-------- INPUT RECORDS --------
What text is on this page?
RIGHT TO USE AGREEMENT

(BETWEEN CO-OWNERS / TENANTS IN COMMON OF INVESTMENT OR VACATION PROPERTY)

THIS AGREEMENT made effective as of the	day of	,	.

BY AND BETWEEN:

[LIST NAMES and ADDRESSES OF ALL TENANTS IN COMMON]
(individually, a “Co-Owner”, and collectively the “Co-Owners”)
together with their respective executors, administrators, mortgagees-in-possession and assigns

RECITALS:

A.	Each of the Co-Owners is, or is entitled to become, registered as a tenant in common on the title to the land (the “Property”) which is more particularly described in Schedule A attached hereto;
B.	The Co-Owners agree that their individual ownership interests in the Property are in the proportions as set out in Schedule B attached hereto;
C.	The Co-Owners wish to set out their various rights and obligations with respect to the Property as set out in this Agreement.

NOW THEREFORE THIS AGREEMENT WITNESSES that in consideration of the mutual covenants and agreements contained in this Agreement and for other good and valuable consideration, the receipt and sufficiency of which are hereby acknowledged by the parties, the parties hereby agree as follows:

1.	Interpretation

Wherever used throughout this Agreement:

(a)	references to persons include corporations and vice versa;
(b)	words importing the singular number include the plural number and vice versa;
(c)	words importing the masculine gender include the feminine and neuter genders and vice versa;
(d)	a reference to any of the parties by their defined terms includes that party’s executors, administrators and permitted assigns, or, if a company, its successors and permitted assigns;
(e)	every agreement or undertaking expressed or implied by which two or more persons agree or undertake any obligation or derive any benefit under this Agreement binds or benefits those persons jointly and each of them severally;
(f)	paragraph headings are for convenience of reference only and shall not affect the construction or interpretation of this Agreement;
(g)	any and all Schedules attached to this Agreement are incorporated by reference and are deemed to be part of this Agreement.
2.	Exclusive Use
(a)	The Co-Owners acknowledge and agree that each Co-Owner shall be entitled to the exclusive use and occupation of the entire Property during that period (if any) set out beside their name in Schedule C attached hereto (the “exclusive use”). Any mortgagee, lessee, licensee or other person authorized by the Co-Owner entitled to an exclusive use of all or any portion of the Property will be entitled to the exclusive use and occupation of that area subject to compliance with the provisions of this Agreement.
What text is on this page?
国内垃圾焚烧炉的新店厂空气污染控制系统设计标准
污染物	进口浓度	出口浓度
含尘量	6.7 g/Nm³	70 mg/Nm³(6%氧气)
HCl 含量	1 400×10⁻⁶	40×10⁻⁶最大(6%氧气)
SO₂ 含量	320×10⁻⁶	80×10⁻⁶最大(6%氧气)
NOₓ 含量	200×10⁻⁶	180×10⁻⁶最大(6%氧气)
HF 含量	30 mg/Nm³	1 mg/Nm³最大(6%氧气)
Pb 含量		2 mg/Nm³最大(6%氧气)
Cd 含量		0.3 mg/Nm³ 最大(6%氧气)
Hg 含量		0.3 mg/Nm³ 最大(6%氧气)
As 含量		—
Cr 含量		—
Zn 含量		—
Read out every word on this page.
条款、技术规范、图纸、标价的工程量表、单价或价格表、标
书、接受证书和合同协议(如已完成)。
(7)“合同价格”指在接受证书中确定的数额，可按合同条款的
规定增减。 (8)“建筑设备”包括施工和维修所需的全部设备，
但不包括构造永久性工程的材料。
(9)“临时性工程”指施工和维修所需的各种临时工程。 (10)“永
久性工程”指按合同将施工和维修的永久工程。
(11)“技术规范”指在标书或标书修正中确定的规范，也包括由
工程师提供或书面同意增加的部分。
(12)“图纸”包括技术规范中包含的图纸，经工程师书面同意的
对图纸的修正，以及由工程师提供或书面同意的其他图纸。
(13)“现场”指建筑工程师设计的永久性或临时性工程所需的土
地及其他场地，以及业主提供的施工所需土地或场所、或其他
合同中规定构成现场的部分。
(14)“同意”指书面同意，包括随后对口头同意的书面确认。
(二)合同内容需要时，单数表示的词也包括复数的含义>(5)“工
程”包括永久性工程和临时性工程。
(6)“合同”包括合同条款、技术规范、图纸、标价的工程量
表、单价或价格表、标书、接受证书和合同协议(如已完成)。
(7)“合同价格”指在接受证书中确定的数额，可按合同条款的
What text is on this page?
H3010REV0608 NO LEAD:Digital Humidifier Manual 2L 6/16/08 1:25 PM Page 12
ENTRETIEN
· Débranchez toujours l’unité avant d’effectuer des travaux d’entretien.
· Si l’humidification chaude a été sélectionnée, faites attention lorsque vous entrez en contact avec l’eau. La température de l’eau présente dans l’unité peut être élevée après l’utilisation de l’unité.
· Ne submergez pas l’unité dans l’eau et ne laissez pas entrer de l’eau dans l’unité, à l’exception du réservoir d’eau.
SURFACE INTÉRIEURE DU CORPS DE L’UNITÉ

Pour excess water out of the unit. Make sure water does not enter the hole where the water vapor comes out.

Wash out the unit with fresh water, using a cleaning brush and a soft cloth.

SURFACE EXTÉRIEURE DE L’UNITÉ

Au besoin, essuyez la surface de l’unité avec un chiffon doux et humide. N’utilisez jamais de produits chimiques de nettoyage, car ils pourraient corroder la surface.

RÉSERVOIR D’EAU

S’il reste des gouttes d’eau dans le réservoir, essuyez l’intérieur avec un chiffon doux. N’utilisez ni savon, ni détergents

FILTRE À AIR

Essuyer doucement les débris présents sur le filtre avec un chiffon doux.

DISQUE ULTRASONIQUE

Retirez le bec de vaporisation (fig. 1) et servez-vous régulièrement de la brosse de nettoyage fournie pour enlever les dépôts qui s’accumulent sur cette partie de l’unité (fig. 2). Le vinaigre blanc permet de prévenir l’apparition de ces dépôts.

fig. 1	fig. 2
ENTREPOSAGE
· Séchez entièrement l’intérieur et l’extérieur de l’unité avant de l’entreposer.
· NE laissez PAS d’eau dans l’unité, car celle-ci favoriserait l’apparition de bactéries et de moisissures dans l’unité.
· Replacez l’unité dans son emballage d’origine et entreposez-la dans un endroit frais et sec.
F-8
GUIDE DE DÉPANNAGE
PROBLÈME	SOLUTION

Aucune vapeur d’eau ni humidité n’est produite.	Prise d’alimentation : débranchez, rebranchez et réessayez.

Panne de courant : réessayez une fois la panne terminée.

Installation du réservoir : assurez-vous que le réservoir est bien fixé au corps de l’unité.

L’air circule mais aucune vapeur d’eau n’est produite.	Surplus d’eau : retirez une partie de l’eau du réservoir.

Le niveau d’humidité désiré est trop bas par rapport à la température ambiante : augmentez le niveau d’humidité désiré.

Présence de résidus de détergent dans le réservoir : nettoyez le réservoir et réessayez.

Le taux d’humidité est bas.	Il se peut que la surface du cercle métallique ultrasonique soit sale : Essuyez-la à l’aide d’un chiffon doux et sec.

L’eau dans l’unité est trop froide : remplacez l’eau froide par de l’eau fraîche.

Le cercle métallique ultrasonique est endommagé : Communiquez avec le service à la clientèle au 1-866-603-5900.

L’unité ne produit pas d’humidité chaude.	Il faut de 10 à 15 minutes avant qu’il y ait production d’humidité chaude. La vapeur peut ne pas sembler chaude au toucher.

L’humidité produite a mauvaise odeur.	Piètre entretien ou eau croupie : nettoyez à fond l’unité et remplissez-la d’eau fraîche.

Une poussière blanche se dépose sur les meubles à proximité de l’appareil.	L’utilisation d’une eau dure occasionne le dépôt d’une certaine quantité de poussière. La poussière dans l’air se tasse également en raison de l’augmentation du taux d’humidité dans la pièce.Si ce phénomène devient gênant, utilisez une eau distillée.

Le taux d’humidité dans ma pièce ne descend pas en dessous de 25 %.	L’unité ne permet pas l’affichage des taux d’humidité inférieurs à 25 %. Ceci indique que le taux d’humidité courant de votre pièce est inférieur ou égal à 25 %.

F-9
--------
## SHORT TASK
Go through the material and copy out every line with "more" in it.

## SOLUTION TO THIS EXERCISE
A.	Each of the Co-Owners is, or is entitled to become, registered as a tenant in common on the title to the land (the “Property”) which is more particularly described in Schedule A attached hereto;
(e)	every agreement or undertaking expressed or implied by which two or more persons agree or undertake any obligation or derive any benefit under this Agreement binds or benefits those persons jointly and each of them severally;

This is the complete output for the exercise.